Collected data
--- Start ---

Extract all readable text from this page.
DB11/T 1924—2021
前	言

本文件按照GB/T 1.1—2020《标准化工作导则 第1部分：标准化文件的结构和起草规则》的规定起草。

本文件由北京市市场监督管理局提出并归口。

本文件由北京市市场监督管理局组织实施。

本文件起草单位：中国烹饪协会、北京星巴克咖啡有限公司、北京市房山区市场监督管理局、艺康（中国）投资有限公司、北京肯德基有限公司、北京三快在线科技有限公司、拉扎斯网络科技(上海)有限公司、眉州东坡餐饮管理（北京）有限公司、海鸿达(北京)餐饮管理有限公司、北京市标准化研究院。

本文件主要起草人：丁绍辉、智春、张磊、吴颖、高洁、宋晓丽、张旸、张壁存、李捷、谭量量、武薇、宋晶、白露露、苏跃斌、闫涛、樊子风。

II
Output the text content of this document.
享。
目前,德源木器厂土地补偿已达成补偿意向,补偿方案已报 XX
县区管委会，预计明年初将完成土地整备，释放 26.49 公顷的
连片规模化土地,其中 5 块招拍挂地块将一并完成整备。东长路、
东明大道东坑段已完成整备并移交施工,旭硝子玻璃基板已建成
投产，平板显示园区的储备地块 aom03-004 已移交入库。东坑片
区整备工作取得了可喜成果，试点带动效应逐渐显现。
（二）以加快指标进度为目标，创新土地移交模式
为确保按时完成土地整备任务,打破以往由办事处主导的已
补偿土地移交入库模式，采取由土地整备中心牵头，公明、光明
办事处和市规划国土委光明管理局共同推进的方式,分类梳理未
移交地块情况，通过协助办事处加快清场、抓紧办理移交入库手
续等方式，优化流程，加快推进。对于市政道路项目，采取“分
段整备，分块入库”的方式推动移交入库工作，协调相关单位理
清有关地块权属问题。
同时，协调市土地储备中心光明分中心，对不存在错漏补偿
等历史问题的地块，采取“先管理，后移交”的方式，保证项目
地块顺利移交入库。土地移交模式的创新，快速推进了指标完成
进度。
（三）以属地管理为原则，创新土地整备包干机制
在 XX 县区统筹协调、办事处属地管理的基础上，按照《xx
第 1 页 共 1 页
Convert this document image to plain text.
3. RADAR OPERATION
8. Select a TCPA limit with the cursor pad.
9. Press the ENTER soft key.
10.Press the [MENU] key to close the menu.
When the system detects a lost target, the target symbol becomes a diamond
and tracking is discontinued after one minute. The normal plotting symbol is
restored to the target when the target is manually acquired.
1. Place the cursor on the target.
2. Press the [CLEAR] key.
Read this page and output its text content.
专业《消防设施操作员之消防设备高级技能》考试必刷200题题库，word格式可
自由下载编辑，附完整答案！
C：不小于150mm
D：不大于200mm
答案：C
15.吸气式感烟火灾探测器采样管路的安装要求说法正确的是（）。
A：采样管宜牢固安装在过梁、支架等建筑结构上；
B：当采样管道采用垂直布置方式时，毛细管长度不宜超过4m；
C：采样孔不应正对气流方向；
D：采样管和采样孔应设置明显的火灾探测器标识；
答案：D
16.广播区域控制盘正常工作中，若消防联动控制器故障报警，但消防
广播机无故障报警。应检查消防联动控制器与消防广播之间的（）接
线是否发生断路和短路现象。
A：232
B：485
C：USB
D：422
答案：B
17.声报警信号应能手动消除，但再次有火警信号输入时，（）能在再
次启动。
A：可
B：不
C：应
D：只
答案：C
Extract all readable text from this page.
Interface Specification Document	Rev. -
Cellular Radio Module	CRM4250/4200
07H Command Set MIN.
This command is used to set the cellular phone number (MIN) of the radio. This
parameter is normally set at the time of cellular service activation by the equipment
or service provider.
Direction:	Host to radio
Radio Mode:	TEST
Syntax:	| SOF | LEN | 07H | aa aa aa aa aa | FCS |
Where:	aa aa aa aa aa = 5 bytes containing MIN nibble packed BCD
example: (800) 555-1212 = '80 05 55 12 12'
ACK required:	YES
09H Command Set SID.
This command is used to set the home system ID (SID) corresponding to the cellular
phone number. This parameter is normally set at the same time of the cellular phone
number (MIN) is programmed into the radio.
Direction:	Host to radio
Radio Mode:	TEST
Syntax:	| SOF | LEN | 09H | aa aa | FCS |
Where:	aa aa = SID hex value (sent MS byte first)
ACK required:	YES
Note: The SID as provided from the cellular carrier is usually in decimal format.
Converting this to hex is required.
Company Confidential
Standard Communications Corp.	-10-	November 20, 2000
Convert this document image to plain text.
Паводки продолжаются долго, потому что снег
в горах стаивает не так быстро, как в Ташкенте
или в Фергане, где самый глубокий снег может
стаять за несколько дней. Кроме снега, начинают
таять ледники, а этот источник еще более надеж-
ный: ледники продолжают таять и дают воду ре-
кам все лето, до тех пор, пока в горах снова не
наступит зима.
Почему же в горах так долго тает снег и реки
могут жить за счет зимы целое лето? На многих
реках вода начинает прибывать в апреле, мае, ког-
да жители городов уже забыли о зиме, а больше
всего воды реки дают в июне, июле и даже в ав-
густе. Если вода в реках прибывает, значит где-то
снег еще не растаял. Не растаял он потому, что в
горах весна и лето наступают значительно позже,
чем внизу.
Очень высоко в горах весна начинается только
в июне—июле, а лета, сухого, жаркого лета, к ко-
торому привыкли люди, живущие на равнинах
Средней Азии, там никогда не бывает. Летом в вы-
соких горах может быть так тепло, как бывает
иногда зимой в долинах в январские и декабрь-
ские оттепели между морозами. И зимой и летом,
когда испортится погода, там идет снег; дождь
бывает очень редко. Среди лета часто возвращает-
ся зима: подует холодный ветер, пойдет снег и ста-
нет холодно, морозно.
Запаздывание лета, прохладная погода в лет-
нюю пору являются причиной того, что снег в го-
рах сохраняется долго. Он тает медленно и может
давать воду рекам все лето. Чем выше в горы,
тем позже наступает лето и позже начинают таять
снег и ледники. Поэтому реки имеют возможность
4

--- End ---

* Work to do *
Select all lines in the listing above where the word "service" appears, and show them.

* Answer below *
parameter is normally set at the time of cellular service activation by the equipment
or service provider.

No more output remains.